**AIM OF THE TASK**
Reproduce every line of the records below word for word, omitting the pictures.

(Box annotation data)
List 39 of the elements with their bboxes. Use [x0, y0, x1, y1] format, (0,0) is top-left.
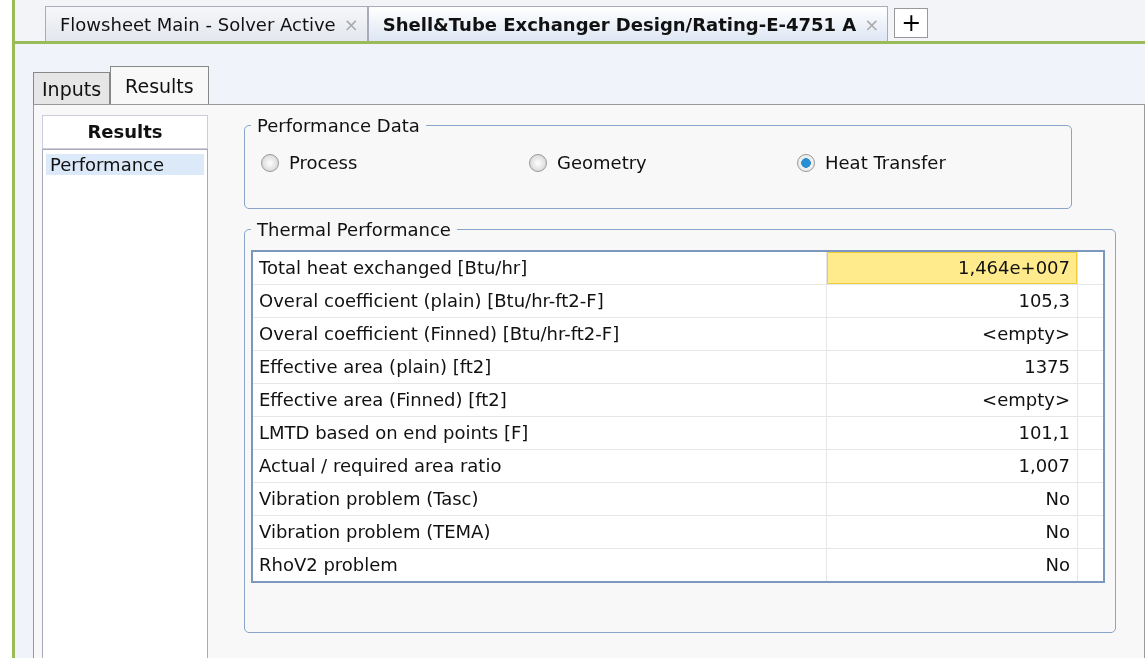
radio-label: Geometry — [557, 152, 647, 173]
table-cell[interactable]: No — [827, 549, 1077, 581]
table-cell[interactable]: 105,3 — [827, 285, 1077, 317]
radio-icon[interactable] — [529, 153, 547, 172]
tab[interactable]: Inputs — [33, 72, 111, 104]
radio-icon[interactable] — [261, 153, 279, 172]
table-cell[interactable]: 1,007 — [827, 450, 1077, 482]
document-tab[interactable]: Flowsheet Main - Solver Active × — [45, 6, 368, 41]
table-cell[interactable]: 1,464e+007 — [827, 252, 1077, 284]
group-title: Performance Data — [256, 115, 421, 136]
group-title: Thermal Performance — [256, 219, 452, 240]
radio-option[interactable]: Geometry — [529, 152, 797, 173]
table-cell: Overal coefficient (Finned) [Btu/hr-ft2-F] — [253, 318, 827, 350]
table-cell[interactable]: 101,1 — [827, 417, 1077, 449]
table-cell: Overal coefficient (plain) [Btu/hr-ft2-F] — [253, 285, 827, 317]
table-cell: Actual / required area ratio — [253, 450, 827, 482]
table-cell[interactable]: No — [827, 516, 1077, 548]
table-cell: LMTD based on end points [F] — [253, 417, 827, 449]
radio-label: Process — [289, 152, 358, 173]
table-cell: Effective area (Finned) [ft2] — [253, 384, 827, 416]
table-cell[interactable]: <empty> — [827, 318, 1077, 350]
radio-option[interactable]: Process — [261, 152, 529, 173]
radio-label: Heat Transfer — [825, 152, 946, 173]
tab-label: Shell&Tube Exchanger Design/Rating-E-4751 A — [382, 13, 857, 35]
table-cell: Effective area (plain) [ft2] — [253, 351, 827, 383]
document-tab[interactable]: Shell&Tube Exchanger Design/Rating-E-4751 A × — [367, 6, 889, 41]
table-cell: Vibration problem (Tasc) — [253, 483, 827, 515]
table-cell[interactable]: <empty> — [827, 384, 1077, 416]
table-cell: RhoV2 problem — [253, 549, 827, 581]
sidebar-title: Results — [42, 115, 208, 149]
sidebar-item[interactable]: Performance — [46, 154, 204, 175]
tab-label: Flowsheet Main - Solver Active — [60, 13, 336, 35]
table-cell[interactable]: 1375 — [827, 351, 1077, 383]
table-cell: Vibration problem (TEMA) — [253, 516, 827, 548]
radio-icon[interactable] — [797, 153, 815, 172]
tab[interactable]: Results — [110, 66, 209, 104]
new-tab-button[interactable]: + — [894, 8, 929, 38]
radio-option[interactable]: Heat Transfer — [797, 152, 1065, 173]
table-cell[interactable]: No — [827, 483, 1077, 515]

**RESPONSE TO THIS TASK**
List 39 of the elements with their bboxes. Use [x0, y0, x1, y1] format, (0,0) is top-left.
radio-label: Geometry — [557, 152, 647, 173]
table-cell[interactable]: No — [827, 549, 1077, 581]
table-cell[interactable]: 105,3 — [827, 285, 1077, 317]
radio-icon[interactable] — [529, 153, 547, 172]
tab[interactable]: Inputs — [33, 72, 111, 104]
radio-icon[interactable] — [261, 153, 279, 172]
table-cell[interactable]: 1,007 — [827, 450, 1077, 482]
document-tab[interactable]: Flowsheet Main - Solver Active × — [45, 6, 368, 41]
table-cell[interactable]: 1,464e+007 — [827, 252, 1077, 284]
group-title: Performance Data — [256, 115, 421, 136]
group-title: Thermal Performance — [256, 219, 452, 240]
radio-option[interactable]: Geometry — [529, 152, 797, 173]
table-cell: Overal coefficient (Finned) [Btu/hr-ft2-F] — [253, 318, 827, 350]
table-cell[interactable]: 101,1 — [827, 417, 1077, 449]
table-cell: Overal coefficient (plain) [Btu/hr-ft2-F] — [253, 285, 827, 317]
table-cell: Actual / required area ratio — [253, 450, 827, 482]
table-cell[interactable]: No — [827, 516, 1077, 548]
table-cell: LMTD based on end points [F] — [253, 417, 827, 449]
radio-label: Process — [289, 152, 358, 173]
table-cell: Effective area (Finned) [ft2] — [253, 384, 827, 416]
table-cell[interactable]: <empty> — [827, 318, 1077, 350]
radio-option[interactable]: Process — [261, 152, 529, 173]
radio-label: Heat Transfer — [825, 152, 946, 173]
tab-label: Shell&Tube Exchanger Design/Rating-E-4751 A — [382, 13, 857, 35]
table-cell: Effective area (plain) [ft2] — [253, 351, 827, 383]
document-tab[interactable]: Shell&Tube Exchanger Design/Rating-E-4751 A × — [367, 6, 889, 41]
table-cell: Vibration problem (Tasc) — [253, 483, 827, 515]
table-cell[interactable]: <empty> — [827, 384, 1077, 416]
table-cell: RhoV2 problem — [253, 549, 827, 581]
sidebar-title: Results — [42, 115, 208, 149]
sidebar-item[interactable]: Performance — [46, 154, 204, 175]
tab-label: Flowsheet Main - Solver Active — [60, 13, 336, 35]
table-cell[interactable]: 1375 — [827, 351, 1077, 383]
table-cell: Vibration problem (TEMA) — [253, 516, 827, 548]
radio-icon[interactable] — [797, 153, 815, 172]
tab[interactable]: Results — [110, 66, 209, 104]
new-tab-button[interactable]: + — [894, 8, 929, 38]
radio-option[interactable]: Heat Transfer — [797, 152, 1065, 173]
table-cell[interactable]: No — [827, 483, 1077, 515]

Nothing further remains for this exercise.